Each entry that follows is to be retyped exactly. Pictures do not belong in the copy.

Figure record listings
# # # # # # #

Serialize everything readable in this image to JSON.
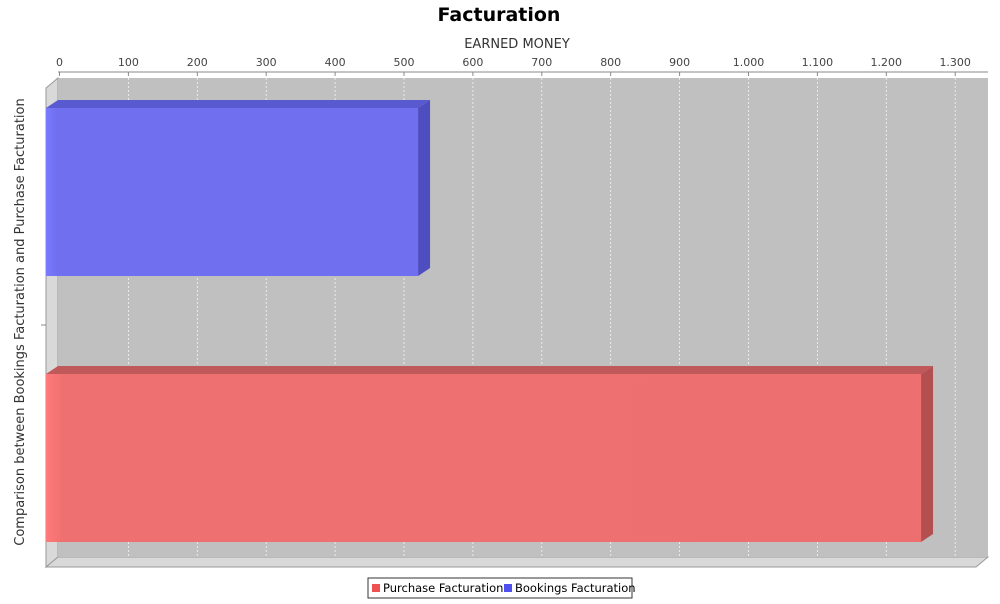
{
  "chart_data": {
    "type": "bar",
    "orientation": "horizontal",
    "style": "3d",
    "title": "Facturation",
    "xlabel": "Comparison between Bookings Facturation and Purchase Facturation",
    "ylabel": "EARNED MONEY",
    "value_axis_position": "top",
    "ylim": [
      0,
      1350
    ],
    "tick_values": [
      0,
      100,
      200,
      300,
      400,
      500,
      600,
      700,
      800,
      900,
      1000,
      1100,
      1200,
      1300
    ],
    "tick_labels": [
      "0",
      "100",
      "200",
      "300",
      "400",
      "500",
      "600",
      "700",
      "800",
      "900",
      "1.000",
      "1.100",
      "1.200",
      "1.300"
    ],
    "grid": true,
    "plot_background": "#c0c0c0",
    "series": [
      {
        "name": "Bookings Facturation",
        "values": [
          540
        ],
        "color": "#6f6fef"
      },
      {
        "name": "Purchase Facturation",
        "values": [
          1270
        ],
        "color": "#ef7070"
      }
    ],
    "legend": {
      "position": "bottom",
      "entries": [
        "Purchase Facturation",
        "Bookings Facturation"
      ]
    }
  }
}
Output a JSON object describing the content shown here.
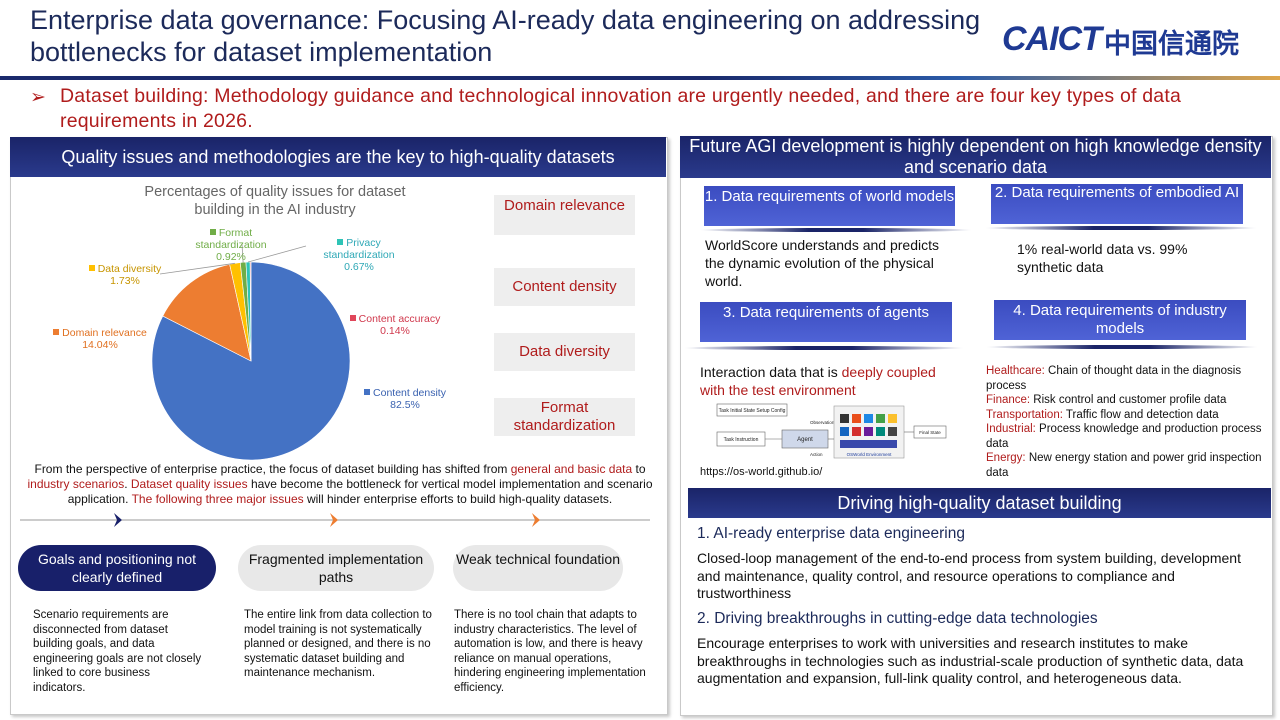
{
  "title": "Enterprise data governance: Focusing AI-ready data engineering on addressing bottlenecks for dataset implementation",
  "logo": {
    "en": "CAICT",
    "cn": "中国信通院"
  },
  "subheading": "Dataset building: Methodology guidance and technological innovation are urgently needed, and there are four key types of data requirements in 2026.",
  "left_panel": {
    "banner": "Quality issues and methodologies are the key to high-quality datasets",
    "chart_title": "Percentages of quality issues for dataset building in the AI industry",
    "categories": [
      "Domain relevance",
      "Content density",
      "Data diversity",
      "Format standardization"
    ],
    "paragraph": {
      "p1": "From the perspective of enterprise practice, the focus of dataset building has shifted from ",
      "r1": "general and basic data",
      "p2": " to ",
      "r2": "industry scenarios",
      "p3": ". ",
      "r3": "Dataset quality issues",
      "p4": " have become the bottleneck for vertical model implementation and scenario application. ",
      "r4": "The following three major issues",
      "p5": " will hinder enterprise efforts to build high-quality datasets."
    },
    "issues": [
      {
        "label": "Goals and positioning not clearly defined",
        "text": "Scenario requirements are disconnected from dataset building goals, and data engineering goals are not closely linked to core business indicators."
      },
      {
        "label": "Fragmented implementation paths",
        "text": "The entire link from data collection to model training is not systematically planned or designed, and there is no systematic dataset building and maintenance mechanism."
      },
      {
        "label": "Weak technical foundation",
        "text": "There is no tool chain that adapts to industry characteristics. The level of automation is low, and there is heavy reliance on manual operations, hindering engineering implementation efficiency."
      }
    ]
  },
  "chart_data": {
    "type": "pie",
    "title": "Percentages of quality issues for dataset building in the AI industry",
    "slices": [
      {
        "name": "Content density",
        "value": 82.5,
        "label": "82.5%",
        "color": "#4472c4"
      },
      {
        "name": "Domain relevance",
        "value": 14.04,
        "label": "14.04%",
        "color": "#ed7d31"
      },
      {
        "name": "Data diversity",
        "value": 1.73,
        "label": "1.73%",
        "color": "#ffc000"
      },
      {
        "name": "Format standardization",
        "value": 0.92,
        "label": "0.92%",
        "color": "#70ad47"
      },
      {
        "name": "Privacy standardization",
        "value": 0.67,
        "label": "0.67%",
        "color": "#2ec4b6"
      },
      {
        "name": "Content accuracy",
        "value": 0.14,
        "label": "0.14%",
        "color": "#e0465a"
      }
    ]
  },
  "right_panel": {
    "banner": "Future AGI development is highly dependent on high knowledge density and scenario data",
    "req1": {
      "title": "1. Data requirements of world models",
      "text": "WorldScore understands and predicts the dynamic evolution of the physical world."
    },
    "req2": {
      "title": "2. Data requirements of embodied AI",
      "text": "1% real-world data vs. 99% synthetic data"
    },
    "req3": {
      "title": "3. Data requirements of agents",
      "text_a": "Interaction data that is ",
      "text_b": "deeply coupled with the test environment",
      "url": "https://os-world.github.io/"
    },
    "req4": {
      "title": "4. Data requirements of industry models",
      "items": [
        {
          "k": "Healthcare:",
          "v": " Chain of thought data in the diagnosis process"
        },
        {
          "k": "Finance:",
          "v": " Risk control and customer profile data"
        },
        {
          "k": "Transportation:",
          "v": " Traffic flow and detection data"
        },
        {
          "k": "Industrial:",
          "v": " Process knowledge and production process data"
        },
        {
          "k": "Energy:",
          "v": " New energy station and power grid inspection data"
        }
      ]
    },
    "osworld": {
      "task_setup": "Task Initial State Setup Config",
      "task_instruction": "Task Instruction",
      "agent": "Agent",
      "observation": "Observation",
      "action": "Action",
      "final_state": "Final State",
      "env": "OSWorld Environment"
    }
  },
  "driving": {
    "banner": "Driving high-quality dataset building",
    "items": [
      {
        "heading": "1. AI-ready enterprise data engineering",
        "text": "Closed-loop management of the end-to-end process from system building, development and maintenance, quality control, and resource operations to compliance and trustworthiness"
      },
      {
        "heading": "2. Driving breakthroughs in cutting-edge data technologies",
        "text": "Encourage enterprises to work with universities and research institutes to make breakthroughs in technologies such as industrial-scale production of synthetic data, data augmentation and expansion, full-link quality control, and heterogeneous data."
      }
    ]
  }
}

# # # # # # #

▶ [Answer below]:
Serialize everything readable in this image to JSON.
{
  "chart_data": {
    "type": "bar",
    "orientation": "horizontal",
    "style": "3d",
    "title": "Facturation",
    "xlabel": "Comparison between Bookings Facturation and Purchase Facturation",
    "ylabel": "EARNED MONEY",
    "value_axis_position": "top",
    "ylim": [
      0,
      1350
    ],
    "tick_values": [
      0,
      100,
      200,
      300,
      400,
      500,
      600,
      700,
      800,
      900,
      1000,
      1100,
      1200,
      1300
    ],
    "tick_labels": [
      "0",
      "100",
      "200",
      "300",
      "400",
      "500",
      "600",
      "700",
      "800",
      "900",
      "1.000",
      "1.100",
      "1.200",
      "1.300"
    ],
    "grid": true,
    "plot_background": "#c0c0c0",
    "series": [
      {
        "name": "Bookings Facturation",
        "values": [
          540
        ],
        "color": "#6f6fef"
      },
      {
        "name": "Purchase Facturation",
        "values": [
          1270
        ],
        "color": "#ef7070"
      }
    ],
    "legend": {
      "position": "bottom",
      "entries": [
        "Purchase Facturation",
        "Bookings Facturation"
      ]
    }
  }
}
Output a JSON object describing the content shown here.
{
  "title": "Enterprise data governance: Focusing AI-ready data engineering on addressing bottlenecks for dataset implementation",
  "logo": {
    "en": "CAICT",
    "cn": "中国信通院"
  },
  "subheading": "Dataset building: Methodology guidance and technological innovation are urgently needed, and there are four key types of data requirements in 2026.",
  "left_panel": {
    "banner": "Quality issues and methodologies are the key to high-quality datasets",
    "chart_title": "Percentages of quality issues for dataset building in the AI industry",
    "categories": [
      "Domain relevance",
      "Content density",
      "Data diversity",
      "Format standardization"
    ],
    "paragraph": {
      "p1": "From the perspective of enterprise practice, the focus of dataset building has shifted from ",
      "r1": "general and basic data",
      "p2": " to ",
      "r2": "industry scenarios",
      "p3": ". ",
      "r3": "Dataset quality issues",
      "p4": " have become the bottleneck for vertical model implementation and scenario application. ",
      "r4": "The following three major issues",
      "p5": " will hinder enterprise efforts to build high-quality datasets."
    },
    "issues": [
      {
        "label": "Goals and positioning not clearly defined",
        "text": "Scenario requirements are disconnected from dataset building goals, and data engineering goals are not closely linked to core business indicators."
      },
      {
        "label": "Fragmented implementation paths",
        "text": "The entire link from data collection to model training is not systematically planned or designed, and there is no systematic dataset building and maintenance mechanism."
      },
      {
        "label": "Weak technical foundation",
        "text": "There is no tool chain that adapts to industry characteristics. The level of automation is low, and there is heavy reliance on manual operations, hindering engineering implementation efficiency."
      }
    ]
  },
  "chart_data": {
    "type": "pie",
    "title": "Percentages of quality issues for dataset building in the AI industry",
    "slices": [
      {
        "name": "Content density",
        "value": 82.5,
        "label": "82.5%",
        "color": "#4472c4"
      },
      {
        "name": "Domain relevance",
        "value": 14.04,
        "label": "14.04%",
        "color": "#ed7d31"
      },
      {
        "name": "Data diversity",
        "value": 1.73,
        "label": "1.73%",
        "color": "#ffc000"
      },
      {
        "name": "Format standardization",
        "value": 0.92,
        "label": "0.92%",
        "color": "#70ad47"
      },
      {
        "name": "Privacy standardization",
        "value": 0.67,
        "label": "0.67%",
        "color": "#2ec4b6"
      },
      {
        "name": "Content accuracy",
        "value": 0.14,
        "label": "0.14%",
        "color": "#e0465a"
      }
    ]
  },
  "right_panel": {
    "banner": "Future AGI development is highly dependent on high knowledge density and scenario data",
    "req1": {
      "title": "1. Data requirements of world models",
      "text": "WorldScore understands and predicts the dynamic evolution of the physical world."
    },
    "req2": {
      "title": "2. Data requirements of embodied AI",
      "text": "1% real-world data vs. 99% synthetic data"
    },
    "req3": {
      "title": "3. Data requirements of agents",
      "text_a": "Interaction data that is ",
      "text_b": "deeply coupled with the test environment",
      "url": "https://os-world.github.io/"
    },
    "req4": {
      "title": "4. Data requirements of industry models",
      "items": [
        {
          "k": "Healthcare:",
          "v": " Chain of thought data in the diagnosis process"
        },
        {
          "k": "Finance:",
          "v": " Risk control and customer profile data"
        },
        {
          "k": "Transportation:",
          "v": " Traffic flow and detection data"
        },
        {
          "k": "Industrial:",
          "v": " Process knowledge and production process data"
        },
        {
          "k": "Energy:",
          "v": " New energy station and power grid inspection data"
        }
      ]
    },
    "osworld": {
      "task_setup": "Task Initial State Setup Config",
      "task_instruction": "Task Instruction",
      "agent": "Agent",
      "observation": "Observation",
      "action": "Action",
      "final_state": "Final State",
      "env": "OSWorld Environment"
    }
  },
  "driving": {
    "banner": "Driving high-quality dataset building",
    "items": [
      {
        "heading": "1. AI-ready enterprise data engineering",
        "text": "Closed-loop management of the end-to-end process from system building, development and maintenance, quality control, and resource operations to compliance and trustworthiness"
      },
      {
        "heading": "2. Driving breakthroughs in cutting-edge data technologies",
        "text": "Encourage enterprises to work with universities and research institutes to make breakthroughs in technologies such as industrial-scale production of synthetic data, data augmentation and expansion, full-link quality control, and heterogeneous data."
      }
    ]
  }
}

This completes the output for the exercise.